§ Dataset items
○ ○ ○

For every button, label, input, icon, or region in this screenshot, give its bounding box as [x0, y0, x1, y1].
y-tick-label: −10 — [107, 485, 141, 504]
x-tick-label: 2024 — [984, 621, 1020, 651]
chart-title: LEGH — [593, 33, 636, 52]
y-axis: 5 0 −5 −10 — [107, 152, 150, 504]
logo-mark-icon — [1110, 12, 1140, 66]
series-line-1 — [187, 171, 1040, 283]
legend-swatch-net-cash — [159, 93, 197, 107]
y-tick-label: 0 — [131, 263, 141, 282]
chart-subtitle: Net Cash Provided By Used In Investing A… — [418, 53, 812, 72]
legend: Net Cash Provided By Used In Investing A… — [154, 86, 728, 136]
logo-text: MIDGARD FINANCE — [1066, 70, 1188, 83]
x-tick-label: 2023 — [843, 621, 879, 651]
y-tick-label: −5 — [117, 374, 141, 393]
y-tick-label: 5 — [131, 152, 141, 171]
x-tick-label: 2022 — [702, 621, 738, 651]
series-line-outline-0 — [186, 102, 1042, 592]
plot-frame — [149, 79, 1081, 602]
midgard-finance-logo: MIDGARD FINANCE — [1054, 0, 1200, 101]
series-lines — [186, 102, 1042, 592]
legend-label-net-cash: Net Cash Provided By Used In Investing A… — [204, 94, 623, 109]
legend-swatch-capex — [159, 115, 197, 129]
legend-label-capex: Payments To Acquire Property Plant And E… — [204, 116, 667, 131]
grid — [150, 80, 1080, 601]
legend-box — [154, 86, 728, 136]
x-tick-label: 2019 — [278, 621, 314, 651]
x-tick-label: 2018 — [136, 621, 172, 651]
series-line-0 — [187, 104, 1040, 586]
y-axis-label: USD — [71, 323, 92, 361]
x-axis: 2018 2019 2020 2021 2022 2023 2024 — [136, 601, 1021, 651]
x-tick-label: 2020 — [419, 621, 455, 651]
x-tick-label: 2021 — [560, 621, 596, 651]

○ ○ ○

§ Short exercise
Reproduce the lines above verbatim.

§ Written answer
For every button, label, input, icon, or region in this screenshot, give its bounding box as [x0, y0, x1, y1].
y-tick-label: −10 — [107, 485, 141, 504]
x-tick-label: 2024 — [984, 621, 1020, 651]
chart-title: LEGH — [593, 33, 636, 52]
y-axis: 5 0 −5 −10 — [107, 152, 150, 504]
logo-mark-icon — [1110, 12, 1140, 66]
series-line-1 — [187, 171, 1040, 283]
legend-swatch-net-cash — [159, 93, 197, 107]
y-tick-label: 0 — [131, 263, 141, 282]
chart-subtitle: Net Cash Provided By Used In Investing A… — [418, 53, 812, 72]
legend: Net Cash Provided By Used In Investing A… — [154, 86, 728, 136]
logo-text: MIDGARD FINANCE — [1066, 70, 1188, 83]
x-tick-label: 2023 — [843, 621, 879, 651]
y-tick-label: −5 — [117, 374, 141, 393]
y-tick-label: 5 — [131, 152, 141, 171]
x-tick-label: 2022 — [702, 621, 738, 651]
series-line-outline-0 — [186, 102, 1042, 592]
plot-frame — [149, 79, 1081, 602]
midgard-finance-logo: MIDGARD FINANCE — [1054, 0, 1200, 101]
series-lines — [186, 102, 1042, 592]
legend-label-net-cash: Net Cash Provided By Used In Investing A… — [204, 94, 623, 109]
legend-swatch-capex — [159, 115, 197, 129]
legend-label-capex: Payments To Acquire Property Plant And E… — [204, 116, 667, 131]
grid — [150, 80, 1080, 601]
legend-box — [154, 86, 728, 136]
x-tick-label: 2019 — [278, 621, 314, 651]
x-tick-label: 2018 — [136, 621, 172, 651]
series-line-0 — [187, 104, 1040, 586]
y-axis-label: USD — [71, 323, 92, 361]
x-axis: 2018 2019 2020 2021 2022 2023 2024 — [136, 601, 1021, 651]
x-tick-label: 2020 — [419, 621, 455, 651]
x-tick-label: 2021 — [560, 621, 596, 651]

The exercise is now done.